Excerpt provided:
The first American musical?

The Black Crook was a large scale "musical" first produced, with great success, in New York in 1866. Many music historians consider The Black Crook to be the first American musical.

The original production opened on September 12, 1866 at the 3,200-seat Niblo's Garden. It was an amazing five-and-a-half hours long, but despite its length, it ran for a record-breaking 474 performances, and revenues exceeded a record-breaking one million dollars. It was a script of Faustian fairytale drama and romance included a full musical score consisting of adaptations of existing songs as well as new ones written for the show by various writers, all selected and arranged by Niblo's musical director, Thomas Baker. Popular songs from the show included "You Naughty, Naughty Men", with music credited to George Bickwell and lyrics credited to Theodore Kennick, although the song may really have been adapted from an English song or songs.

The production included modern special effects, including a pantomime-style transformation scene that converted a rocky grotto into a fairyland throne room in full view of the audience. A scantily-clad female dancing chorus in skin-colored tights was a big draw. It was respectable enough for the middle-class audience, but very daring and controversial enough to attract a great deal of press attention.

The Black Crook book is by Charles M. Barras (1826–1873). The story is a Faustian melodramatic romantic comedy, but the production became famous for its spectacular special effects and skimpy costumes.

Below you can read Mark Twain's descriptions of the original Black Crook musical...

 

Mariposa Gazette, Volume 12, Number 52, 22 June 1867 —

MARK TWAIN'S ILLUSTRATION OF THE " BLACK CROOK."

Mark Twain thus does up the " Black Crook" as it is now played in New York :

" The name of this new exhibition which touches my missionary sensibilities, is the " Black Crook." The scene effects —the water-falls, cascades, fountains, oceans, fairies, devils, heaven and angels, are gorgeous beyond anything ever witnessed in America, perhaps, and these goods certainly attract the women and girls.
Then the endless ballets and splendid tableaux, with seventy beauties arrayed in dazzling half costumes, and displaying all possible compromises between nakedness and decency, capture the men and boys.
The scenery and the legs are everything ; the actors who do the talking are the wretchedest sticks on the boards.

Exercise task: Reproduce the passage from the article on The Black Crook, from "MARK TWAIN'S ILLUSTRATION" up to and including "on the boards.".

Annotated element listings:
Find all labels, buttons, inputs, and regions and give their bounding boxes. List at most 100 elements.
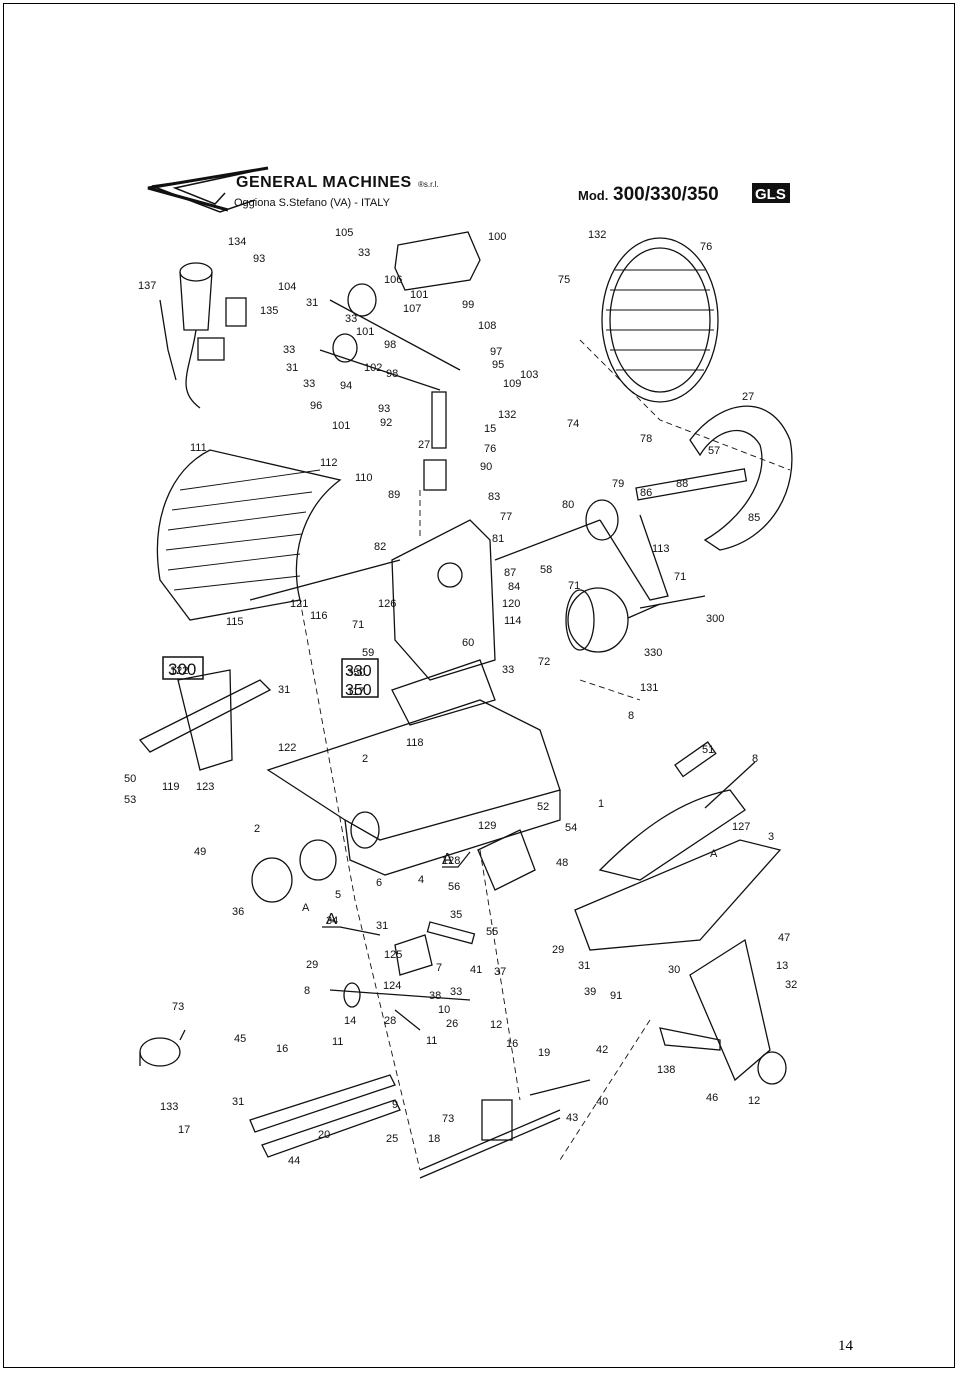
part-label: 118: [406, 737, 424, 749]
part-label: 31: [306, 297, 318, 309]
part-label: 92: [380, 417, 392, 429]
part-label: 45: [234, 1033, 246, 1045]
part-label: 7: [436, 962, 442, 974]
part-label: 59: [362, 647, 374, 659]
part-label: 33: [358, 247, 370, 259]
part-label: 56: [448, 881, 460, 893]
part-label: 43: [566, 1112, 578, 1124]
part-label: 60: [462, 637, 474, 649]
part-label: 18: [428, 1133, 440, 1145]
part-label: 76: [700, 241, 712, 253]
part-label: 6: [376, 877, 382, 889]
part-label: 97: [490, 346, 502, 358]
part-label: 99: [462, 299, 474, 311]
part-label: 31: [278, 684, 290, 696]
variant-box: 330: [345, 663, 372, 680]
part-label: 27: [742, 391, 754, 403]
part-label: 87: [504, 567, 516, 579]
part-label: 125: [384, 949, 402, 961]
part-label: 58: [540, 564, 552, 576]
part-label: 110: [355, 472, 373, 484]
part-label: 4: [418, 874, 424, 886]
part-label: 39: [584, 986, 596, 998]
part-label: 111: [190, 442, 207, 454]
part-label: 28: [384, 1015, 396, 1027]
part-label: 121: [290, 598, 308, 610]
part-label: 12: [490, 1019, 502, 1031]
part-label: 19: [538, 1047, 550, 1059]
part-label: A: [710, 848, 718, 860]
part-label: 29: [306, 959, 318, 971]
part-label: 122: [170, 665, 188, 677]
page-border: [3, 3, 955, 1368]
part-label: 350: [347, 667, 365, 679]
part-label: 300: [706, 613, 724, 625]
part-label: 72: [538, 656, 550, 668]
part-label: 88: [676, 478, 688, 490]
part-label: 32: [785, 979, 797, 991]
part-label: 132: [588, 229, 606, 241]
part-label: 12: [748, 1095, 760, 1107]
model-numbers: 300/330/350: [613, 184, 719, 205]
part-label: 53: [124, 794, 136, 806]
company-logo: GENERAL MACHINES ®s.r.l. Oggiona S.Stefa…: [147, 166, 439, 213]
part-label: 96: [310, 400, 322, 412]
part-label: 8: [752, 753, 758, 765]
part-label: 80: [562, 499, 574, 511]
part-label: 33: [345, 313, 357, 325]
part-label: 127: [732, 821, 750, 833]
part-label: 33: [450, 986, 462, 998]
part-label: 138: [657, 1064, 675, 1076]
part-label: 11: [332, 1036, 343, 1048]
part-label: 29: [552, 944, 564, 956]
part-label: 20: [318, 1129, 330, 1141]
part-label: 40: [596, 1096, 608, 1108]
part-label: 34: [326, 915, 338, 927]
part-label: 2: [362, 753, 368, 765]
part-label: 41: [470, 964, 482, 976]
section-marker: A: [442, 851, 453, 868]
part-label: 71: [674, 571, 686, 583]
part-label: 82: [374, 541, 386, 553]
part-label: 86: [640, 487, 652, 499]
part-label: 11: [426, 1035, 437, 1047]
part-label: 16: [276, 1043, 288, 1055]
part-label: 51: [702, 744, 714, 756]
part-label: 85: [748, 512, 760, 524]
part-label: 73: [442, 1113, 454, 1125]
part-label: 16: [506, 1038, 518, 1050]
part-label: 38: [429, 990, 441, 1002]
part-label: 109: [503, 378, 521, 390]
part-label: 90: [480, 461, 492, 473]
part-label: 107: [403, 303, 421, 315]
part-label: 84: [508, 581, 520, 593]
part-label: 93: [253, 253, 265, 265]
part-label: 33: [502, 664, 514, 676]
part-label: 105: [335, 227, 353, 239]
part-label: 26: [446, 1018, 458, 1030]
part-label: 55: [486, 926, 498, 938]
part-label: 50: [124, 773, 136, 785]
part-label: 133: [160, 1101, 178, 1113]
part-drawings: [138, 231, 793, 1179]
part-label: 102: [364, 362, 382, 374]
part-label: 122: [278, 742, 296, 754]
part-label: 52: [537, 801, 549, 813]
variant-box: 300: [168, 660, 196, 679]
part-label: 14: [344, 1015, 356, 1027]
part-label: 113: [652, 543, 670, 555]
part-label: 5: [335, 889, 341, 901]
part-label: 83: [488, 491, 500, 503]
part-label: 78: [640, 433, 652, 445]
part-label: 91: [610, 990, 622, 1002]
model-suffix: GLS: [755, 186, 786, 203]
part-label: 48: [556, 857, 568, 869]
part-label: 129: [478, 820, 496, 832]
part-label: 126: [378, 598, 396, 610]
part-label: 27: [418, 439, 430, 451]
part-label: 106: [384, 274, 402, 286]
part-label: 9: [392, 1099, 398, 1111]
part-label: 134: [228, 236, 246, 248]
model-prefix: Mod.: [578, 188, 608, 203]
part-label: 116: [310, 610, 328, 622]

Correct output:
MARK TWAIN'S ILLUSTRATION OF THE " BLACK CROOK."

Mark Twain thus does up the " Black Crook" as it is now played in New York :

" The name of this new exhibition which touches my missionary sensibilities, is the " Black Crook." The scene effects —the water-falls, cascades, fountains, oceans, fairies, devils, heaven and angels, are gorgeous beyond anything ever witnessed in America, perhaps, and these goods certainly attract the women and girls.
Then the endless ballets and splendid tableaux, with seventy beauties arrayed in dazzling half costumes, and displaying all possible compromises between nakedness and decency, capture the men and boys.
The scenery and the legs are everything ; the actors who do the talking are the wretchedest sticks on the boards.